(WHAT IS EXPECTED) Go through the listing below and copy out each line that contains the string "name", matching uppercase and lowercase exactly.
----------------------------------------
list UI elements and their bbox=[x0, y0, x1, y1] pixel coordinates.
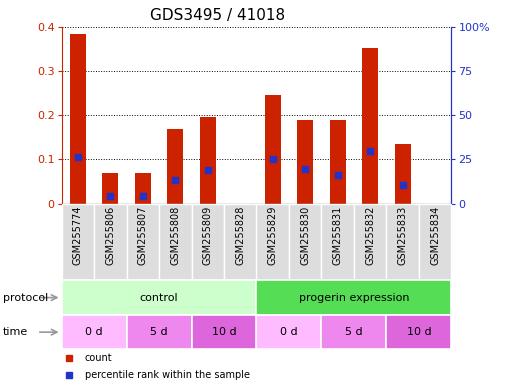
Bar bbox=[102, 173, 119, 204]
Bar bbox=[256, 280, 451, 315]
Bar bbox=[256, 315, 322, 349]
Bar bbox=[62, 315, 127, 349]
Text: GSM255832: GSM255832 bbox=[365, 206, 375, 265]
Bar bbox=[62, 204, 94, 280]
Text: 5 d: 5 d bbox=[345, 327, 363, 337]
Bar bbox=[191, 315, 256, 349]
Text: 5 d: 5 d bbox=[150, 327, 168, 337]
Bar bbox=[362, 48, 378, 204]
Bar bbox=[354, 204, 386, 280]
Bar bbox=[256, 204, 289, 280]
Bar bbox=[265, 95, 281, 204]
Text: time: time bbox=[3, 327, 28, 337]
Bar bbox=[62, 280, 256, 315]
Bar bbox=[322, 204, 354, 280]
Text: 10 d: 10 d bbox=[407, 327, 431, 337]
Bar bbox=[94, 204, 127, 280]
Text: GSM255831: GSM255831 bbox=[333, 206, 343, 265]
Bar bbox=[289, 204, 322, 280]
Text: progerin expression: progerin expression bbox=[299, 293, 409, 303]
Bar bbox=[329, 121, 346, 204]
Bar bbox=[127, 315, 191, 349]
Text: GSM255834: GSM255834 bbox=[430, 206, 440, 265]
Text: percentile rank within the sample: percentile rank within the sample bbox=[85, 370, 250, 381]
Bar bbox=[297, 121, 313, 204]
Text: GSM255774: GSM255774 bbox=[73, 206, 83, 265]
Bar bbox=[386, 315, 451, 349]
Bar bbox=[191, 204, 224, 280]
Text: GSM255833: GSM255833 bbox=[398, 206, 408, 265]
Bar bbox=[134, 173, 151, 204]
Bar bbox=[70, 33, 86, 204]
Text: 10 d: 10 d bbox=[212, 327, 236, 337]
Text: GSM255808: GSM255808 bbox=[170, 206, 180, 265]
Bar bbox=[167, 129, 183, 204]
Text: protocol: protocol bbox=[3, 293, 48, 303]
Bar bbox=[322, 315, 386, 349]
Text: 0 d: 0 d bbox=[280, 327, 298, 337]
Text: GSM255809: GSM255809 bbox=[203, 206, 213, 265]
Text: GSM255807: GSM255807 bbox=[138, 206, 148, 265]
Text: GSM255829: GSM255829 bbox=[268, 206, 278, 265]
Bar bbox=[159, 204, 191, 280]
Bar bbox=[127, 204, 159, 280]
Bar bbox=[419, 204, 451, 280]
Bar bbox=[394, 144, 411, 204]
Text: GSM255830: GSM255830 bbox=[300, 206, 310, 265]
Bar bbox=[386, 204, 419, 280]
Text: GSM255828: GSM255828 bbox=[235, 206, 245, 265]
Bar bbox=[200, 116, 216, 204]
Bar bbox=[224, 204, 256, 280]
Text: GSM255806: GSM255806 bbox=[105, 206, 115, 265]
Text: count: count bbox=[85, 353, 112, 363]
Text: GDS3495 / 41018: GDS3495 / 41018 bbox=[150, 8, 285, 23]
Text: control: control bbox=[140, 293, 179, 303]
Text: 0 d: 0 d bbox=[85, 327, 103, 337]
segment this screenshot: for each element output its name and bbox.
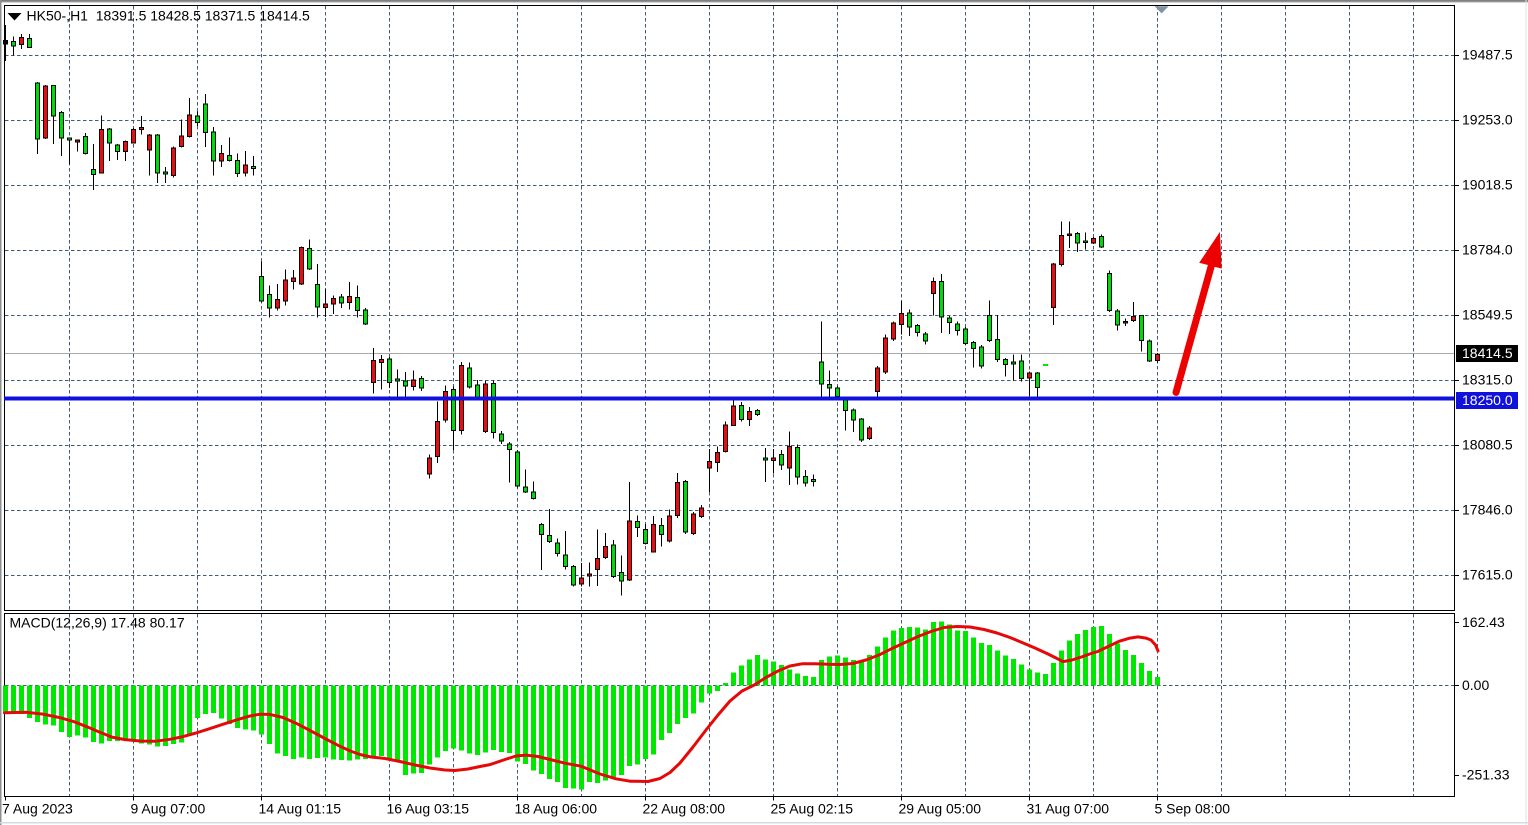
svg-text:22 Aug 08:00: 22 Aug 08:00	[643, 801, 726, 817]
svg-text:19253.0: 19253.0	[1462, 112, 1513, 128]
svg-text:-251.33: -251.33	[1462, 767, 1510, 783]
svg-text:19018.5: 19018.5	[1462, 177, 1513, 193]
svg-text:25 Aug 02:15: 25 Aug 02:15	[771, 801, 854, 817]
svg-text:18414.5: 18414.5	[1462, 345, 1513, 361]
svg-text:162.43: 162.43	[1462, 614, 1505, 630]
svg-text:0.00: 0.00	[1462, 677, 1489, 693]
svg-text:18080.5: 18080.5	[1462, 437, 1513, 453]
svg-text:5 Sep 08:00: 5 Sep 08:00	[1155, 801, 1231, 817]
svg-text:MACD(12,26,9) 17.48 80.17: MACD(12,26,9) 17.48 80.17	[10, 615, 185, 631]
svg-text:29 Aug 05:00: 29 Aug 05:00	[899, 801, 982, 817]
svg-text:14 Aug 01:15: 14 Aug 01:15	[259, 801, 342, 817]
svg-text:31 Aug 07:00: 31 Aug 07:00	[1027, 801, 1110, 817]
svg-text:16 Aug 03:15: 16 Aug 03:15	[387, 801, 470, 817]
svg-text:19487.5: 19487.5	[1462, 47, 1513, 63]
svg-text:17846.0: 17846.0	[1462, 502, 1513, 518]
svg-text:18315.0: 18315.0	[1462, 372, 1513, 388]
svg-text:18250.0: 18250.0	[1462, 392, 1513, 408]
svg-text:18784.0: 18784.0	[1462, 242, 1513, 258]
svg-text:HK50-,H1 18391.5 18428.5 1837: HK50-,H1 18391.5 18428.5 18371.5 18414.5	[27, 8, 311, 24]
svg-text:7 Aug 2023: 7 Aug 2023	[2, 801, 73, 817]
svg-text:17615.0: 17615.0	[1462, 567, 1513, 583]
svg-text:9 Aug 07:00: 9 Aug 07:00	[131, 801, 206, 817]
svg-text:18 Aug 06:00: 18 Aug 06:00	[515, 801, 598, 817]
svg-text:18549.5: 18549.5	[1462, 307, 1513, 323]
----------------------------------------
(CORRECT OUTPUT)
segment this screenshot: for each element output its name and bbox.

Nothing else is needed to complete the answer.